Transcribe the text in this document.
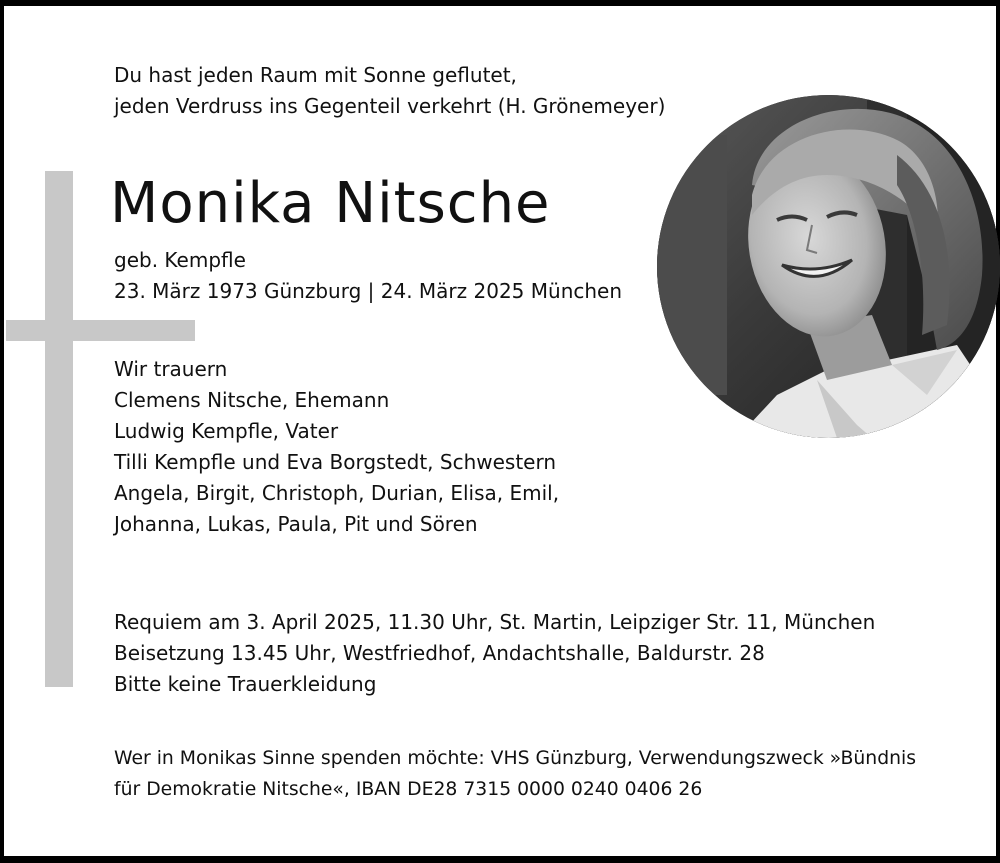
Du hast jeden Raum mit Sonne geflutet,
jeden Verdruss ins Gegenteil verkehrt (H. Grönemeyer)

Monika Nitsche

geb. Kempfle
23. März 1973 Günzburg | 24. März 2025 München

Wir trauern
Clemens Nitsche, Ehemann
Ludwig Kempfle, Vater
Tilli Kempfle und Eva Borgstedt, Schwestern
Angela, Birgit, Christoph, Durian, Elisa, Emil,
Johanna, Lukas, Paula, Pit und Sören

Requiem am 3. April 2025, 11.30 Uhr, St. Martin, Leipziger Str. 11, München
Beisetzung 13.45 Uhr, Westfriedhof, Andachtshalle, Baldurstr. 28
Bitte keine Trauerkleidung

Wer in Monikas Sinne spenden möchte: VHS Günzburg, Verwendungszweck »Bündnis
für Demokratie Nitsche«, IBAN DE28 7315 0000 0240 0406 26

=== Exercise requirements ===
The records above must be echoed exactly, minus their pictures.

=== Task output ===
Transcribe the text in this document.
Du hast jeden Raum mit Sonne geflutet,
jeden Verdruss ins Gegenteil verkehrt (H. Grönemeyer)

Monika Nitsche

geb. Kempfle
23. März 1973 Günzburg | 24. März 2025 München

Wir trauern
Clemens Nitsche, Ehemann
Ludwig Kempfle, Vater
Tilli Kempfle und Eva Borgstedt, Schwestern
Angela, Birgit, Christoph, Durian, Elisa, Emil,
Johanna, Lukas, Paula, Pit und Sören

Requiem am 3. April 2025, 11.30 Uhr, St. Martin, Leipziger Str. 11, München
Beisetzung 13.45 Uhr, Westfriedhof, Andachtshalle, Baldurstr. 28
Bitte keine Trauerkleidung

Wer in Monikas Sinne spenden möchte: VHS Günzburg, Verwendungszweck »Bündnis
für Demokratie Nitsche«, IBAN DE28 7315 0000 0240 0406 26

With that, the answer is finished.